- **Requirement**
Copy each line of the entries that contains the word "infantil".

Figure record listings
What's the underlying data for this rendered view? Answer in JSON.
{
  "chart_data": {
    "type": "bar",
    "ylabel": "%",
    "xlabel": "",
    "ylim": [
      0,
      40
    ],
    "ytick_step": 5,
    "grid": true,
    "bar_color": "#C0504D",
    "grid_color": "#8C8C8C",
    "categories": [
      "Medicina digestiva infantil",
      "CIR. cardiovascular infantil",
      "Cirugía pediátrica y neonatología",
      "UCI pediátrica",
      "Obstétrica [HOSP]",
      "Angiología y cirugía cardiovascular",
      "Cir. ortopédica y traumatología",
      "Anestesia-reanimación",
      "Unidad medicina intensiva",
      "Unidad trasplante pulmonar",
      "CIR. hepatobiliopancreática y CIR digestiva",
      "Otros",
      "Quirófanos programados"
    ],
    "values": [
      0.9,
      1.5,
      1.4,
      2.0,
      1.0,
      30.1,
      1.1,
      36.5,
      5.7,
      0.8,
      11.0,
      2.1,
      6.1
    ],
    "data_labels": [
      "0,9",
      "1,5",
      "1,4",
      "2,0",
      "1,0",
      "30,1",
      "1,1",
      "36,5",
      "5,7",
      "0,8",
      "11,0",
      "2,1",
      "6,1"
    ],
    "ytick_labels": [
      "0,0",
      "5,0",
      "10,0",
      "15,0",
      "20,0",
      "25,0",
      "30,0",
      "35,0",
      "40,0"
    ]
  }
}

- **The answer**
      "Medicina digestiva infantil",
      "CIR. cardiovascular infantil",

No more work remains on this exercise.